§ **Aim of the task**
Retype every entry in its entirety, without alteration.

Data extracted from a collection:
- - - - - - -

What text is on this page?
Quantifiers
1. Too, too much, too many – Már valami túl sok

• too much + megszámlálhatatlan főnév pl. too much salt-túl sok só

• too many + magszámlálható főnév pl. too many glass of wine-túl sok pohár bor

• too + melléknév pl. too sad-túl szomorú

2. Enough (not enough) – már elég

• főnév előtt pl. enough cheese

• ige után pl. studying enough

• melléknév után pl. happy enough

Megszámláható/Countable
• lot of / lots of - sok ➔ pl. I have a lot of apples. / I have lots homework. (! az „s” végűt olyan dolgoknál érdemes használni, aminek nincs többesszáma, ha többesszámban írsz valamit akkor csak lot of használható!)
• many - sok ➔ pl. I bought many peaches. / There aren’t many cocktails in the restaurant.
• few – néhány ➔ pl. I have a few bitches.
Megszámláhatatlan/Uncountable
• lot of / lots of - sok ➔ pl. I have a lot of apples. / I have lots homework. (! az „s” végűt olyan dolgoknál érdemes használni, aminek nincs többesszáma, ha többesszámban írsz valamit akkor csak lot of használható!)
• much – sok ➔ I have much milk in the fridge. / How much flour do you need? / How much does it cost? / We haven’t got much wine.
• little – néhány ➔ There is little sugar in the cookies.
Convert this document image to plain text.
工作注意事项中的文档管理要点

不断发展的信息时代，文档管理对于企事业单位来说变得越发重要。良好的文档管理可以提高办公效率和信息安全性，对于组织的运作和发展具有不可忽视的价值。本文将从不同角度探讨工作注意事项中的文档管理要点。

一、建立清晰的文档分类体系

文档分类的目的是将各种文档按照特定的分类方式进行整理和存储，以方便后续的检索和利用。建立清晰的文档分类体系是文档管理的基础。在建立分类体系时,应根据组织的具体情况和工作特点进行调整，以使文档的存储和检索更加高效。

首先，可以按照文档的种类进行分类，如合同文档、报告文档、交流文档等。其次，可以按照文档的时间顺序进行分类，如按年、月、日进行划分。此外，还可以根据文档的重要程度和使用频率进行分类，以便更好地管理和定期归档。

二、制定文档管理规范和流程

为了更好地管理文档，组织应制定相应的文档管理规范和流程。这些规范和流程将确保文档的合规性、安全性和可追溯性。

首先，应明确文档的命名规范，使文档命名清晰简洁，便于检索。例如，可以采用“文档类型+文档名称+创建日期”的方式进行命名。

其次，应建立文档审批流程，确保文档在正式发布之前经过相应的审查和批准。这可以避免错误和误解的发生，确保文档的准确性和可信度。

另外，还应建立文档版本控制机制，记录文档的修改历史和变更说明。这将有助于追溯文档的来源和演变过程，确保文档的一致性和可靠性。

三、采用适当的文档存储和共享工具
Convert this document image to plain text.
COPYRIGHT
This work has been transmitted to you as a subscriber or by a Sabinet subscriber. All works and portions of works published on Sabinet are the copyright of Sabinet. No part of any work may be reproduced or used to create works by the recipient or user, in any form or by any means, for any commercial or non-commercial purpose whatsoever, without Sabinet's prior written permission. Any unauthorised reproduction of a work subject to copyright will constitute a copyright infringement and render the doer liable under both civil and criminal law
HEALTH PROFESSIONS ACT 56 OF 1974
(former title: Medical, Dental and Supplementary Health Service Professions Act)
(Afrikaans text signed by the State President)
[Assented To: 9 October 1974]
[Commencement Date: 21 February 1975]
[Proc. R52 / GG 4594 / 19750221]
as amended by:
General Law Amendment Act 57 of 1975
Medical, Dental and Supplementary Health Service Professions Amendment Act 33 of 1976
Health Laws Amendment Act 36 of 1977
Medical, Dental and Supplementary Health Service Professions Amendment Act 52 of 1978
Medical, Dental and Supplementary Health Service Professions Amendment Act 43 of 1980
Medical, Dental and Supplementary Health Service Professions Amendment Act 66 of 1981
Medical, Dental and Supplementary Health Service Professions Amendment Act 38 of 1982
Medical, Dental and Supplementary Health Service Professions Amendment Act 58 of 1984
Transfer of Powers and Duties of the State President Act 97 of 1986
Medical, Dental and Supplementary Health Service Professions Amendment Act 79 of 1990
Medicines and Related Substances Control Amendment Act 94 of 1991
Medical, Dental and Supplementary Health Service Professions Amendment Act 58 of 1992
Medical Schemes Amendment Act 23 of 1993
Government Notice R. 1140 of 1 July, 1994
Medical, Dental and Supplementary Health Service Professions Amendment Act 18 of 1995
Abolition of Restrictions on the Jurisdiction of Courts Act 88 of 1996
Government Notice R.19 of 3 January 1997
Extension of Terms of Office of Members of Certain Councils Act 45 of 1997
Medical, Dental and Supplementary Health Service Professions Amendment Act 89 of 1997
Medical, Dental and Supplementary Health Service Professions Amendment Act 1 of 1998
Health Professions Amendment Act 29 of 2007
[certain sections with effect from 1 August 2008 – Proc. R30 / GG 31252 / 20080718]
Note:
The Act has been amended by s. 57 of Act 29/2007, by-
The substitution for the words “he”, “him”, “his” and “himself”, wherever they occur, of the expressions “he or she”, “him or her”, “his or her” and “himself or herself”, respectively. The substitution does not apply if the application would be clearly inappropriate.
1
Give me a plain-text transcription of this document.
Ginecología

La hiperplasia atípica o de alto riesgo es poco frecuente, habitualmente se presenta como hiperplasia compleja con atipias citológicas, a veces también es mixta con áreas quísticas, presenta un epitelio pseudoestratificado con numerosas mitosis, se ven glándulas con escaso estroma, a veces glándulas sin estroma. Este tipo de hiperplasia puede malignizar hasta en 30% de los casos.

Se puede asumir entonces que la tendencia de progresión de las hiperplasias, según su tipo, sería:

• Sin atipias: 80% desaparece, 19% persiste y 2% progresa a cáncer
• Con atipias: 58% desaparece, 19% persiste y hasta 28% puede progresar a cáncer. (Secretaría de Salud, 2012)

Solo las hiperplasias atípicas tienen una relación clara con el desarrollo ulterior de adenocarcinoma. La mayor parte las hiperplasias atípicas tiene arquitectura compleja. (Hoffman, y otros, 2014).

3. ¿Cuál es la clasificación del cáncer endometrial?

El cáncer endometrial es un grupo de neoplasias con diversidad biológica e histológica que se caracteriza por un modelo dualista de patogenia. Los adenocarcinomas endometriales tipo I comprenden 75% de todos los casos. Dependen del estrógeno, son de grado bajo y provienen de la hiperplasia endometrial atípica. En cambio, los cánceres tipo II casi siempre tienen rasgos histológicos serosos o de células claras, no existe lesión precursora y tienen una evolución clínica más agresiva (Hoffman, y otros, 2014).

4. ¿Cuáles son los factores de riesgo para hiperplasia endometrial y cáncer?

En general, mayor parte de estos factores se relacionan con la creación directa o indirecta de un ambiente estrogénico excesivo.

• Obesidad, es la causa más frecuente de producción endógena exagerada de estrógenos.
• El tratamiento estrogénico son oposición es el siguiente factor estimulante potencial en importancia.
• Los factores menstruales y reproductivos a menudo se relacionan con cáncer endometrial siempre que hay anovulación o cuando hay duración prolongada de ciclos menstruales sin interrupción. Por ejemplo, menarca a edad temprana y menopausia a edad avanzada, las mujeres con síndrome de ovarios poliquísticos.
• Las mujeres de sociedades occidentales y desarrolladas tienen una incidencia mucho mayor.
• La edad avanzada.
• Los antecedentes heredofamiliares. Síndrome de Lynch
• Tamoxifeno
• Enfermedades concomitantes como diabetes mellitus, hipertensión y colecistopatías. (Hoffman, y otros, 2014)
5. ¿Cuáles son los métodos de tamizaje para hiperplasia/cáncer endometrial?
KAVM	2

- - - - - - -

§ **Solution below**
What text is on this page?
Quantifiers
1. Too, too much, too many – Már valami túl sok

• too much + megszámlálhatatlan főnév pl. too much salt-túl sok só

• too many + magszámlálható főnév pl. too many glass of wine-túl sok pohár bor

• too + melléknév pl. too sad-túl szomorú

2. Enough (not enough) – már elég

• főnév előtt pl. enough cheese

• ige után pl. studying enough

• melléknév után pl. happy enough

Megszámláható/Countable
• lot of / lots of - sok ➔ pl. I have a lot of apples. / I have lots homework. (! az „s” végűt olyan dolgoknál érdemes használni, aminek nincs többesszáma, ha többesszámban írsz valamit akkor csak lot of használható!)
• many - sok ➔ pl. I bought many peaches. / There aren’t many cocktails in the restaurant.
• few – néhány ➔ pl. I have a few bitches.
Megszámláhatatlan/Uncountable
• lot of / lots of - sok ➔ pl. I have a lot of apples. / I have lots homework. (! az „s” végűt olyan dolgoknál érdemes használni, aminek nincs többesszáma, ha többesszámban írsz valamit akkor csak lot of használható!)
• much – sok ➔ I have much milk in the fridge. / How much flour do you need? / How much does it cost? / We haven’t got much wine.
• little – néhány ➔ There is little sugar in the cookies.
Convert this document image to plain text.
工作注意事项中的文档管理要点

不断发展的信息时代，文档管理对于企事业单位来说变得越发重要。良好的文档管理可以提高办公效率和信息安全性，对于组织的运作和发展具有不可忽视的价值。本文将从不同角度探讨工作注意事项中的文档管理要点。

一、建立清晰的文档分类体系

文档分类的目的是将各种文档按照特定的分类方式进行整理和存储，以方便后续的检索和利用。建立清晰的文档分类体系是文档管理的基础。在建立分类体系时,应根据组织的具体情况和工作特点进行调整，以使文档的存储和检索更加高效。

首先，可以按照文档的种类进行分类，如合同文档、报告文档、交流文档等。其次，可以按照文档的时间顺序进行分类，如按年、月、日进行划分。此外，还可以根据文档的重要程度和使用频率进行分类，以便更好地管理和定期归档。

二、制定文档管理规范和流程

为了更好地管理文档，组织应制定相应的文档管理规范和流程。这些规范和流程将确保文档的合规性、安全性和可追溯性。

首先，应明确文档的命名规范，使文档命名清晰简洁，便于检索。例如，可以采用“文档类型+文档名称+创建日期”的方式进行命名。

其次，应建立文档审批流程，确保文档在正式发布之前经过相应的审查和批准。这可以避免错误和误解的发生，确保文档的准确性和可信度。

另外，还应建立文档版本控制机制，记录文档的修改历史和变更说明。这将有助于追溯文档的来源和演变过程，确保文档的一致性和可靠性。

三、采用适当的文档存储和共享工具
Convert this document image to plain text.
COPYRIGHT
This work has been transmitted to you as a subscriber or by a Sabinet subscriber. All works and portions of works published on Sabinet are the copyright of Sabinet. No part of any work may be reproduced or used to create works by the recipient or user, in any form or by any means, for any commercial or non-commercial purpose whatsoever, without Sabinet's prior written permission. Any unauthorised reproduction of a work subject to copyright will constitute a copyright infringement and render the doer liable under both civil and criminal law
HEALTH PROFESSIONS ACT 56 OF 1974
(former title: Medical, Dental and Supplementary Health Service Professions Act)
(Afrikaans text signed by the State President)
[Assented To: 9 October 1974]
[Commencement Date: 21 February 1975]
[Proc. R52 / GG 4594 / 19750221]
as amended by:
General Law Amendment Act 57 of 1975
Medical, Dental and Supplementary Health Service Professions Amendment Act 33 of 1976
Health Laws Amendment Act 36 of 1977
Medical, Dental and Supplementary Health Service Professions Amendment Act 52 of 1978
Medical, Dental and Supplementary Health Service Professions Amendment Act 43 of 1980
Medical, Dental and Supplementary Health Service Professions Amendment Act 66 of 1981
Medical, Dental and Supplementary Health Service Professions Amendment Act 38 of 1982
Medical, Dental and Supplementary Health Service Professions Amendment Act 58 of 1984
Transfer of Powers and Duties of the State President Act 97 of 1986
Medical, Dental and Supplementary Health Service Professions Amendment Act 79 of 1990
Medicines and Related Substances Control Amendment Act 94 of 1991
Medical, Dental and Supplementary Health Service Professions Amendment Act 58 of 1992
Medical Schemes Amendment Act 23 of 1993
Government Notice R. 1140 of 1 July, 1994
Medical, Dental and Supplementary Health Service Professions Amendment Act 18 of 1995
Abolition of Restrictions on the Jurisdiction of Courts Act 88 of 1996
Government Notice R.19 of 3 January 1997
Extension of Terms of Office of Members of Certain Councils Act 45 of 1997
Medical, Dental and Supplementary Health Service Professions Amendment Act 89 of 1997
Medical, Dental and Supplementary Health Service Professions Amendment Act 1 of 1998
Health Professions Amendment Act 29 of 2007
[certain sections with effect from 1 August 2008 – Proc. R30 / GG 31252 / 20080718]
Note:
The Act has been amended by s. 57 of Act 29/2007, by-
The substitution for the words “he”, “him”, “his” and “himself”, wherever they occur, of the expressions “he or she”, “him or her”, “his or her” and “himself or herself”, respectively. The substitution does not apply if the application would be clearly inappropriate.
1
Give me a plain-text transcription of this document.
Ginecología

La hiperplasia atípica o de alto riesgo es poco frecuente, habitualmente se presenta como hiperplasia compleja con atipias citológicas, a veces también es mixta con áreas quísticas, presenta un epitelio pseudoestratificado con numerosas mitosis, se ven glándulas con escaso estroma, a veces glándulas sin estroma. Este tipo de hiperplasia puede malignizar hasta en 30% de los casos.

Se puede asumir entonces que la tendencia de progresión de las hiperplasias, según su tipo, sería:

• Sin atipias: 80% desaparece, 19% persiste y 2% progresa a cáncer
• Con atipias: 58% desaparece, 19% persiste y hasta 28% puede progresar a cáncer. (Secretaría de Salud, 2012)

Solo las hiperplasias atípicas tienen una relación clara con el desarrollo ulterior de adenocarcinoma. La mayor parte las hiperplasias atípicas tiene arquitectura compleja. (Hoffman, y otros, 2014).

3. ¿Cuál es la clasificación del cáncer endometrial?

El cáncer endometrial es un grupo de neoplasias con diversidad biológica e histológica que se caracteriza por un modelo dualista de patogenia. Los adenocarcinomas endometriales tipo I comprenden 75% de todos los casos. Dependen del estrógeno, son de grado bajo y provienen de la hiperplasia endometrial atípica. En cambio, los cánceres tipo II casi siempre tienen rasgos histológicos serosos o de células claras, no existe lesión precursora y tienen una evolución clínica más agresiva (Hoffman, y otros, 2014).

4. ¿Cuáles son los factores de riesgo para hiperplasia endometrial y cáncer?

En general, mayor parte de estos factores se relacionan con la creación directa o indirecta de un ambiente estrogénico excesivo.

• Obesidad, es la causa más frecuente de producción endógena exagerada de estrógenos.
• El tratamiento estrogénico son oposición es el siguiente factor estimulante potencial en importancia.
• Los factores menstruales y reproductivos a menudo se relacionan con cáncer endometrial siempre que hay anovulación o cuando hay duración prolongada de ciclos menstruales sin interrupción. Por ejemplo, menarca a edad temprana y menopausia a edad avanzada, las mujeres con síndrome de ovarios poliquísticos.
• Las mujeres de sociedades occidentales y desarrolladas tienen una incidencia mucho mayor.
• La edad avanzada.
• Los antecedentes heredofamiliares. Síndrome de Lynch
• Tamoxifeno
• Enfermedades concomitantes como diabetes mellitus, hipertensión y colecistopatías. (Hoffman, y otros, 2014)
5. ¿Cuáles son los métodos de tamizaje para hiperplasia/cáncer endometrial?
KAVM	2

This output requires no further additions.